Write out again the rows from the very first one up to and including the line that contains "592, 499, 603]", keeping every character as it appears.

(Rows from a data collection)
START

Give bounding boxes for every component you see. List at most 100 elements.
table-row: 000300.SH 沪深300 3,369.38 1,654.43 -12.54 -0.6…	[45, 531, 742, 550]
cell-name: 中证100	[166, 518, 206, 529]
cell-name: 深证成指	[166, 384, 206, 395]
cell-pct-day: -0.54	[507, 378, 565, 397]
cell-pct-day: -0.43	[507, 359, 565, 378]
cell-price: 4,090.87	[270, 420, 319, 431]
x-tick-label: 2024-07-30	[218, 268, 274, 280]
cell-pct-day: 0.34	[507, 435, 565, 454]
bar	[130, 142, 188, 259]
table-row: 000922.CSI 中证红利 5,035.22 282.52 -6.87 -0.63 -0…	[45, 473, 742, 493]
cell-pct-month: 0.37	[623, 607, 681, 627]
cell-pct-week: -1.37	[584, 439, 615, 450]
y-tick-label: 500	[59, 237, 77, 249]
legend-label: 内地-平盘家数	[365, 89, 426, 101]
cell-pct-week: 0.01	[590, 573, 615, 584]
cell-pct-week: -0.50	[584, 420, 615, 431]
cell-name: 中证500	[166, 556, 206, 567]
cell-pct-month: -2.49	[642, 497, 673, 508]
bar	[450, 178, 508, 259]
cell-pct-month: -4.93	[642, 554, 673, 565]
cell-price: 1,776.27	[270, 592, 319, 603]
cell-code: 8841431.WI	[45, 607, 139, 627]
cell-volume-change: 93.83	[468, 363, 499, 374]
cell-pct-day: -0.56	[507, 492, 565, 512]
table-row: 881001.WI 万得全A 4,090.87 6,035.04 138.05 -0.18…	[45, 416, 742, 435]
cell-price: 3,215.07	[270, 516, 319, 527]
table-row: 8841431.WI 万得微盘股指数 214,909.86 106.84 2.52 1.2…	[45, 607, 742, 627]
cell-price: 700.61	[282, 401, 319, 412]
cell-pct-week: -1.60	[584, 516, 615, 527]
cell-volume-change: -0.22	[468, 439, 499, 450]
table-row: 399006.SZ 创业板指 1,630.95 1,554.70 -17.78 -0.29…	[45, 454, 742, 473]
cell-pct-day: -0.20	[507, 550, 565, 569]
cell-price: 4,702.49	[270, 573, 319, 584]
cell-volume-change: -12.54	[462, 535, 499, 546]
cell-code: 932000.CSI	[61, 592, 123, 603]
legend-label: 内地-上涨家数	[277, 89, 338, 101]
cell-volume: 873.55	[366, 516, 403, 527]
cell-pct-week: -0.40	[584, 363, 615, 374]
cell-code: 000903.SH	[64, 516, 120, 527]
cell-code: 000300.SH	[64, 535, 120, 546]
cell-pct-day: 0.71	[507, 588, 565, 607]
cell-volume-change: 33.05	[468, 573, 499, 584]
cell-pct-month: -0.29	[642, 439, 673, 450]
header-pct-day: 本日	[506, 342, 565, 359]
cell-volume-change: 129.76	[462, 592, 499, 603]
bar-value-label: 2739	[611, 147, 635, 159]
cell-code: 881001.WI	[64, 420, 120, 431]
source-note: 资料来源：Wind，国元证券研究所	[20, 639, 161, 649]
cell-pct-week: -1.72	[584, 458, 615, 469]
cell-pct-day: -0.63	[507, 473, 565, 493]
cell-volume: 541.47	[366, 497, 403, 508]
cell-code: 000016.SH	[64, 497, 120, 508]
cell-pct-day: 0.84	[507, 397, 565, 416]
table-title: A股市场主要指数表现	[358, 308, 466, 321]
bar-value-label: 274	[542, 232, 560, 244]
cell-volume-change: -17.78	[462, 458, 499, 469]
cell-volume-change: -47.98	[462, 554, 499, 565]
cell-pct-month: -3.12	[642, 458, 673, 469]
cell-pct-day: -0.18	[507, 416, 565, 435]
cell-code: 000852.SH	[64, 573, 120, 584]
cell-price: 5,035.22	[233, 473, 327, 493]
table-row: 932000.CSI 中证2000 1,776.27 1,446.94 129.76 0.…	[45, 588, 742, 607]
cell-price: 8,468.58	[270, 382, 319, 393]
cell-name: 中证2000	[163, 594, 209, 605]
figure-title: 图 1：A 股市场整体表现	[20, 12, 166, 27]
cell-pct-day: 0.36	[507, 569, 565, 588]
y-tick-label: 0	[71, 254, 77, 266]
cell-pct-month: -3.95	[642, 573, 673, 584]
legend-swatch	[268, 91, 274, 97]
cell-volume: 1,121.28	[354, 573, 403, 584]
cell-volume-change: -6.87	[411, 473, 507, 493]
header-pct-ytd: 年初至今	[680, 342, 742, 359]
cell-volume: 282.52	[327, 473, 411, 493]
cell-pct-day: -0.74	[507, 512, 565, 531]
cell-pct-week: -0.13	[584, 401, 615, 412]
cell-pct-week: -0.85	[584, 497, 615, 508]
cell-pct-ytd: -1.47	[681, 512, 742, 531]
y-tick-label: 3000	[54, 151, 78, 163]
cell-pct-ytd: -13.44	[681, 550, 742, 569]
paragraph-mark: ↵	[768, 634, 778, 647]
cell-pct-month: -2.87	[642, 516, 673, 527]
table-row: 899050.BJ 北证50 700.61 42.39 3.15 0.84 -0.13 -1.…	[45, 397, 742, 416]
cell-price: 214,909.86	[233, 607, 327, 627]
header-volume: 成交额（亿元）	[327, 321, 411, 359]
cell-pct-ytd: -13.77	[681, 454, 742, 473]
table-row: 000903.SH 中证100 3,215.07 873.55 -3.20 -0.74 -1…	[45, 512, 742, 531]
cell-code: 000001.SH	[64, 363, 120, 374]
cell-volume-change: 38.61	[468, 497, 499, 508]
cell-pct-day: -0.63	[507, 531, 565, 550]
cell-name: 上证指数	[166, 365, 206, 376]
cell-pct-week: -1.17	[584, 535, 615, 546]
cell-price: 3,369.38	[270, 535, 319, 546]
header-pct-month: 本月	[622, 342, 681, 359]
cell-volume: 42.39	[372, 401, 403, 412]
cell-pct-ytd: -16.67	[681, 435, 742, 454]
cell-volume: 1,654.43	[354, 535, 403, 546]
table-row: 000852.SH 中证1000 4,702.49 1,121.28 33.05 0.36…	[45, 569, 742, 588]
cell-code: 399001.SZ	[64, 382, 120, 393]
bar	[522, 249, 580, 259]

END

Exercise solution
Give bounding boxes for every component you see. List at most 100 elements.
table-row: 000300.SH 沪深300 3,369.38 1,654.43 -12.54 -0.6…	[45, 531, 742, 550]
cell-name: 中证100	[166, 518, 206, 529]
cell-name: 深证成指	[166, 384, 206, 395]
cell-pct-day: -0.54	[507, 378, 565, 397]
cell-pct-day: -0.43	[507, 359, 565, 378]
cell-price: 4,090.87	[270, 420, 319, 431]
x-tick-label: 2024-07-30	[218, 268, 274, 280]
cell-pct-day: 0.34	[507, 435, 565, 454]
bar	[130, 142, 188, 259]
table-row: 000922.CSI 中证红利 5,035.22 282.52 -6.87 -0.63 -0…	[45, 473, 742, 493]
cell-pct-month: 0.37	[623, 607, 681, 627]
cell-pct-week: -1.37	[584, 439, 615, 450]
y-tick-label: 500	[59, 237, 77, 249]
legend-label: 内地-平盘家数	[365, 89, 426, 101]
cell-pct-week: 0.01	[590, 573, 615, 584]
cell-pct-week: -0.50	[584, 420, 615, 431]
cell-name: 中证500	[166, 556, 206, 567]
cell-pct-month: -2.49	[642, 497, 673, 508]
bar	[450, 178, 508, 259]
cell-pct-month: -4.93	[642, 554, 673, 565]
cell-price: 1,776.27	[270, 592, 319, 603]
cell-code: 8841431.WI	[45, 607, 139, 627]
cell-volume-change: 93.83	[468, 363, 499, 374]
cell-pct-day: -0.56	[507, 492, 565, 512]
table-row: 881001.WI 万得全A 4,090.87 6,035.04 138.05 -0.18…	[45, 416, 742, 435]
cell-price: 3,215.07	[270, 516, 319, 527]
table-row: 8841431.WI 万得微盘股指数 214,909.86 106.84 2.52 1.2…	[45, 607, 742, 627]
cell-price: 700.61	[282, 401, 319, 412]
cell-pct-week: -1.60	[584, 516, 615, 527]
cell-volume-change: -0.22	[468, 439, 499, 450]
table-row: 399006.SZ 创业板指 1,630.95 1,554.70 -17.78 -0.29…	[45, 454, 742, 473]
cell-pct-day: -0.20	[507, 550, 565, 569]
cell-price: 4,702.49	[270, 573, 319, 584]
cell-volume-change: -12.54	[462, 535, 499, 546]
cell-code: 932000.CSI	[61, 592, 123, 603]
legend-label: 内地-上涨家数	[277, 89, 338, 101]
cell-volume: 873.55	[366, 516, 403, 527]
cell-pct-week: -0.40	[584, 363, 615, 374]
cell-code: 000903.SH	[64, 516, 120, 527]
cell-code: 000300.SH	[64, 535, 120, 546]
cell-pct-day: 0.71	[507, 588, 565, 607]
cell-volume-change: 33.05	[468, 573, 499, 584]
cell-pct-month: -0.29	[642, 439, 673, 450]
header-pct-day: 本日	[506, 342, 565, 359]
cell-volume-change: 129.76	[462, 592, 499, 603]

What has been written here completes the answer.